[Opening SUPPLIED ENTRIES section]

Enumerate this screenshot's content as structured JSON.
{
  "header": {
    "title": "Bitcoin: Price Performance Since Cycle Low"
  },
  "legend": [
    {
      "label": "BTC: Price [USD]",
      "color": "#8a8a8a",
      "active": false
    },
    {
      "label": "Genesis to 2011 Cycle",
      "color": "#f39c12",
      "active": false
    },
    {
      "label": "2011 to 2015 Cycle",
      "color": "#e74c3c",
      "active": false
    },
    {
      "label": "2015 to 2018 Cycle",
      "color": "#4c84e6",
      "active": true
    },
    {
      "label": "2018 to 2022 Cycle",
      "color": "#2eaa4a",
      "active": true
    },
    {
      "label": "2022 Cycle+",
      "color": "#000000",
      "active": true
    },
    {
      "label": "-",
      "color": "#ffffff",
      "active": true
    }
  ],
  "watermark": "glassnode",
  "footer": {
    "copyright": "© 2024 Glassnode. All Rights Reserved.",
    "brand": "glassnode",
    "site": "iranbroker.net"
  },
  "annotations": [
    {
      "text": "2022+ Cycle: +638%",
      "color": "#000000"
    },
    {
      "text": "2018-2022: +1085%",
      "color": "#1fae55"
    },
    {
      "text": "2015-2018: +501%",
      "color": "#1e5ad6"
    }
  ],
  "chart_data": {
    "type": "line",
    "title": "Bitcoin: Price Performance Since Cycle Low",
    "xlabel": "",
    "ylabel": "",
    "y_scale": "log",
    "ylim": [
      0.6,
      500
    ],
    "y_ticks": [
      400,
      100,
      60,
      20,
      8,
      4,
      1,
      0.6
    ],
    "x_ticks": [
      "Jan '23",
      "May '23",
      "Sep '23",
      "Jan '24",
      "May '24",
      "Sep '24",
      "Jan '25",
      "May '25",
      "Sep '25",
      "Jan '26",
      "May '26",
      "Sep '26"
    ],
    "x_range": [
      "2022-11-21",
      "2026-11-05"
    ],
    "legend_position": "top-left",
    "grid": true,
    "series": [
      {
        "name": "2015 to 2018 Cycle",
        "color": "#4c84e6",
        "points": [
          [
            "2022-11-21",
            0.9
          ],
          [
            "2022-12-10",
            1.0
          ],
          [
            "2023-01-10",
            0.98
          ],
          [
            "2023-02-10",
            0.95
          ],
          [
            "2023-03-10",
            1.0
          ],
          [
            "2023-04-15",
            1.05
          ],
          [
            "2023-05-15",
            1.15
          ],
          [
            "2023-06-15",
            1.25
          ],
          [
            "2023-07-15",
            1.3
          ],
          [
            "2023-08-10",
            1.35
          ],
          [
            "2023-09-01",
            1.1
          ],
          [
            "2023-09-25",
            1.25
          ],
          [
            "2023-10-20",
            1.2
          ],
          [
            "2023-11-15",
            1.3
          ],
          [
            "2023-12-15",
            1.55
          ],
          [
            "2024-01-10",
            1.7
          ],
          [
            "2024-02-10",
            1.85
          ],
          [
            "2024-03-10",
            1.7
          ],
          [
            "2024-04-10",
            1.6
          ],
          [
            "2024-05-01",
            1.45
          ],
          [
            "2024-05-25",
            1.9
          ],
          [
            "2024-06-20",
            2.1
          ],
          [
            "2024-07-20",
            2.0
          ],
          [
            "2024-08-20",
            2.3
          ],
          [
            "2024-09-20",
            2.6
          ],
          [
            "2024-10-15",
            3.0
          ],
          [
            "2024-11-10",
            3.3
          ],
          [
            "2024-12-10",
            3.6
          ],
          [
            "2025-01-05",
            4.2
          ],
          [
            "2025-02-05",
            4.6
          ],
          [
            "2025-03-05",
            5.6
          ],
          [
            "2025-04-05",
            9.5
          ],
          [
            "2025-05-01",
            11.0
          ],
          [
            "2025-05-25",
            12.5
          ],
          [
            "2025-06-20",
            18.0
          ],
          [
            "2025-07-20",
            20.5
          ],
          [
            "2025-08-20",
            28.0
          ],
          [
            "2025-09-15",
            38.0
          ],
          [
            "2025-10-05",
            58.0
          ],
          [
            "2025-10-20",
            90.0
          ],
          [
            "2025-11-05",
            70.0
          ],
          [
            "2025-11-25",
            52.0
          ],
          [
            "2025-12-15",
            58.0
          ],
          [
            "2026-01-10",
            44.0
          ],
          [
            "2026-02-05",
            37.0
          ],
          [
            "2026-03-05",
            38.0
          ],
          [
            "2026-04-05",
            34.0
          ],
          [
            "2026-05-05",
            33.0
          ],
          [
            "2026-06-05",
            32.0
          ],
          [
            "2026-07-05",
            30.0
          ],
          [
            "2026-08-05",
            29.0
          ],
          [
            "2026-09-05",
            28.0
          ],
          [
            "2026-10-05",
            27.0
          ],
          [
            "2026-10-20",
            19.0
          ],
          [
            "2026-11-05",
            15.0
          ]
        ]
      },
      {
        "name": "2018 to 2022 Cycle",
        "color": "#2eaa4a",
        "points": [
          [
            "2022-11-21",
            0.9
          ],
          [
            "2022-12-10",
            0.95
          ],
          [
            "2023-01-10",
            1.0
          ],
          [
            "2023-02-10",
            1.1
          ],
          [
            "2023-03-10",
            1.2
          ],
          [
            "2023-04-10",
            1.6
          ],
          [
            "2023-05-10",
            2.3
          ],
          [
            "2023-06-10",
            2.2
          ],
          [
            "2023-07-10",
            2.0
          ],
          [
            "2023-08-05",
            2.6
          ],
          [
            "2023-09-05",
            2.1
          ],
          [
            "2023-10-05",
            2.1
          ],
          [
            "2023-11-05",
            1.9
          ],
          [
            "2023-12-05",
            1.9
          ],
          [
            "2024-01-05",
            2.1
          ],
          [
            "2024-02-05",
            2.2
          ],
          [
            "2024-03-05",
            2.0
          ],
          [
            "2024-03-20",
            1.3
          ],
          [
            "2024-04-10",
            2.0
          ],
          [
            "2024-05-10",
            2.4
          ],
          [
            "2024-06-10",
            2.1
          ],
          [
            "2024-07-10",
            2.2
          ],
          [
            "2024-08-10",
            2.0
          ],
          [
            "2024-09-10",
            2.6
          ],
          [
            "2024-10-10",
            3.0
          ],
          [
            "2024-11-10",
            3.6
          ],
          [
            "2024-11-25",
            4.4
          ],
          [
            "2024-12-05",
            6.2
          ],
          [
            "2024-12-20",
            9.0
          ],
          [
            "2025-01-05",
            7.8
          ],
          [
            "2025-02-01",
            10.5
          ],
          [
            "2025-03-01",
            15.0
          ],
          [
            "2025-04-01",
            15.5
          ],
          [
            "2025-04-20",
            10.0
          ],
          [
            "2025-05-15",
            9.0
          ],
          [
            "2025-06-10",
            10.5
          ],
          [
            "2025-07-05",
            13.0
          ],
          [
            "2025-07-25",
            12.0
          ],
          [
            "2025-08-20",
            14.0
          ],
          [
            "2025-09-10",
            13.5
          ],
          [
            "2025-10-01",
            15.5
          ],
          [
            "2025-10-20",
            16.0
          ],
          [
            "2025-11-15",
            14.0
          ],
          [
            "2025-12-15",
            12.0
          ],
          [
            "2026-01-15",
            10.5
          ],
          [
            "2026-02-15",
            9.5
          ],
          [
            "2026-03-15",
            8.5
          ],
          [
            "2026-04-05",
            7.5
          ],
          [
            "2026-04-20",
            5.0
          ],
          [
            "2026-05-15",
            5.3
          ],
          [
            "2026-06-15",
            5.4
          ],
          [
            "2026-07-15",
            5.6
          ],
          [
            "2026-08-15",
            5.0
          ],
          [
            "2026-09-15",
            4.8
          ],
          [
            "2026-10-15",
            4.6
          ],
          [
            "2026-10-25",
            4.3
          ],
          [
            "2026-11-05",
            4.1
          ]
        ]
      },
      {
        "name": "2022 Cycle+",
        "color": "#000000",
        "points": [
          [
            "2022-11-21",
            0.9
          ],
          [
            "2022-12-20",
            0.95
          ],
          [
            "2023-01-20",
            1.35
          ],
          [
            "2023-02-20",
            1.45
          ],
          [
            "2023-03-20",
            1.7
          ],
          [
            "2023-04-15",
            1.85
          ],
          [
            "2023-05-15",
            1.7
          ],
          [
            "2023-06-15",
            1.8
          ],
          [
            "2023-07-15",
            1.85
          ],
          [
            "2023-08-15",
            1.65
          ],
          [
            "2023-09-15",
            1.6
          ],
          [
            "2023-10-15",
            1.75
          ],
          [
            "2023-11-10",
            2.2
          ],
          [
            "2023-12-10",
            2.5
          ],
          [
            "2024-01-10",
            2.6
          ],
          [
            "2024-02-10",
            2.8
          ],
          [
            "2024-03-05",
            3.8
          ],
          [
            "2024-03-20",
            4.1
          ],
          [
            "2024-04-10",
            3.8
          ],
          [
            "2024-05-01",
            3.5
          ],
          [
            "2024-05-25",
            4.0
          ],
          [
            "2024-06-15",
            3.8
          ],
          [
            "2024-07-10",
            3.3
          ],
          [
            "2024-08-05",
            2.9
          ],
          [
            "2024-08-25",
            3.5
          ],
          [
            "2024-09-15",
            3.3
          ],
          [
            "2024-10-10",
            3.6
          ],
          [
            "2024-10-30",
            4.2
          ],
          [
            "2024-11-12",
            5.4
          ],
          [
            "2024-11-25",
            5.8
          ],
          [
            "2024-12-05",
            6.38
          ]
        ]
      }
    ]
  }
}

[Closing SUPPLIED ENTRIES section]

◆ WHAT TO DO ◆
The answer must be every line of the data that holds the word "title".

◆ WRITTEN RESPONSE ◆
    "title": "Bitcoin: Price Performance Since Cycle Low"
    "title": "Bitcoin: Price Performance Since Cycle Low",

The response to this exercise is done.